— start of RECORDS FOR THE TASK —

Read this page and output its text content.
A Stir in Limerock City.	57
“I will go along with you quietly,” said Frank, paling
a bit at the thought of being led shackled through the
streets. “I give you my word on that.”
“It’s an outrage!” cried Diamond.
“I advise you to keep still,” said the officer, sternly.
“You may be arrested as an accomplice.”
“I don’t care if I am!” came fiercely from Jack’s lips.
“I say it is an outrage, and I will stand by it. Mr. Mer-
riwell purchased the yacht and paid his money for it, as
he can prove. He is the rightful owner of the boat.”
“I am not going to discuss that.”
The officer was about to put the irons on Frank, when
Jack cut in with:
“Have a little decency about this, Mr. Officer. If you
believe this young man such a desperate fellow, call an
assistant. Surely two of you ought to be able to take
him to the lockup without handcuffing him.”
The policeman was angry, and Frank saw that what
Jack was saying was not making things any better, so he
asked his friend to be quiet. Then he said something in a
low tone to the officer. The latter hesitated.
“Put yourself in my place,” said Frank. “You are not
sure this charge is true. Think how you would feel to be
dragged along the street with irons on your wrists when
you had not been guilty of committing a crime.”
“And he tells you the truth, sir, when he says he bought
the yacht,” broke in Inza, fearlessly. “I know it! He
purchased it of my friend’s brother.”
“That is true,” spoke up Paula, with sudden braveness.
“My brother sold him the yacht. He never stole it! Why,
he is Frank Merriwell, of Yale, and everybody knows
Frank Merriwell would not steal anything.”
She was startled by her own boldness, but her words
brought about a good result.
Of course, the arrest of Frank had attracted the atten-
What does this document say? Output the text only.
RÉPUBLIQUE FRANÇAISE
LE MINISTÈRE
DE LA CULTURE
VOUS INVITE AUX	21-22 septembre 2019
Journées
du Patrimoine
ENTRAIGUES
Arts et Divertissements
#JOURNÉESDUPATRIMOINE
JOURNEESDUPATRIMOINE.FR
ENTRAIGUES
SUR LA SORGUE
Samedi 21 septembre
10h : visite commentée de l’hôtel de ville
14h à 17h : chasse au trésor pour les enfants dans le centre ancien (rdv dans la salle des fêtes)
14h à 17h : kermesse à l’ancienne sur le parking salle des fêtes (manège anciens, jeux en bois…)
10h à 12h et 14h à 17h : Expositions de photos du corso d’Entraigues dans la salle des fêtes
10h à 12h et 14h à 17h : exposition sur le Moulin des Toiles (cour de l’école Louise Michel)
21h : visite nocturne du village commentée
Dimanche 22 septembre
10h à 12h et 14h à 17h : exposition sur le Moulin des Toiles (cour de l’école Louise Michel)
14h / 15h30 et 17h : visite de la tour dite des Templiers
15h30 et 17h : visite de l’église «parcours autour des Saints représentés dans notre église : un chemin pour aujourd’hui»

— end of RECORDS FOR THE TASK —

## TASK DETAILS
Exactly reproduce every line found in the records.

## EXERCISE RESPONSE
Read this page and output its text content.
A Stir in Limerock City.	57
“I will go along with you quietly,” said Frank, paling
a bit at the thought of being led shackled through the
streets. “I give you my word on that.”
“It’s an outrage!” cried Diamond.
“I advise you to keep still,” said the officer, sternly.
“You may be arrested as an accomplice.”
“I don’t care if I am!” came fiercely from Jack’s lips.
“I say it is an outrage, and I will stand by it. Mr. Mer-
riwell purchased the yacht and paid his money for it, as
he can prove. He is the rightful owner of the boat.”
“I am not going to discuss that.”
The officer was about to put the irons on Frank, when
Jack cut in with:
“Have a little decency about this, Mr. Officer. If you
believe this young man such a desperate fellow, call an
assistant. Surely two of you ought to be able to take
him to the lockup without handcuffing him.”
The policeman was angry, and Frank saw that what
Jack was saying was not making things any better, so he
asked his friend to be quiet. Then he said something in a
low tone to the officer. The latter hesitated.
“Put yourself in my place,” said Frank. “You are not
sure this charge is true. Think how you would feel to be
dragged along the street with irons on your wrists when
you had not been guilty of committing a crime.”
“And he tells you the truth, sir, when he says he bought
the yacht,” broke in Inza, fearlessly. “I know it! He
purchased it of my friend’s brother.”
“That is true,” spoke up Paula, with sudden braveness.
“My brother sold him the yacht. He never stole it! Why,
he is Frank Merriwell, of Yale, and everybody knows
Frank Merriwell would not steal anything.”
She was startled by her own boldness, but her words
brought about a good result.
Of course, the arrest of Frank had attracted the atten-
What does this document say? Output the text only.
RÉPUBLIQUE FRANÇAISE
LE MINISTÈRE
DE LA CULTURE
VOUS INVITE AUX	21-22 septembre 2019
Journées
du Patrimoine
ENTRAIGUES
Arts et Divertissements
#JOURNÉESDUPATRIMOINE
JOURNEESDUPATRIMOINE.FR
ENTRAIGUES
SUR LA SORGUE
Samedi 21 septembre
10h : visite commentée de l’hôtel de ville
14h à 17h : chasse au trésor pour les enfants dans le centre ancien (rdv dans la salle des fêtes)
14h à 17h : kermesse à l’ancienne sur le parking salle des fêtes (manège anciens, jeux en bois…)
10h à 12h et 14h à 17h : Expositions de photos du corso d’Entraigues dans la salle des fêtes
10h à 12h et 14h à 17h : exposition sur le Moulin des Toiles (cour de l’école Louise Michel)
21h : visite nocturne du village commentée
Dimanche 22 septembre
10h à 12h et 14h à 17h : exposition sur le Moulin des Toiles (cour de l’école Louise Michel)
14h / 15h30 et 17h : visite de la tour dite des Templiers
15h30 et 17h : visite de l’église «parcours autour des Saints représentés dans notre église : un chemin pour aujourd’hui»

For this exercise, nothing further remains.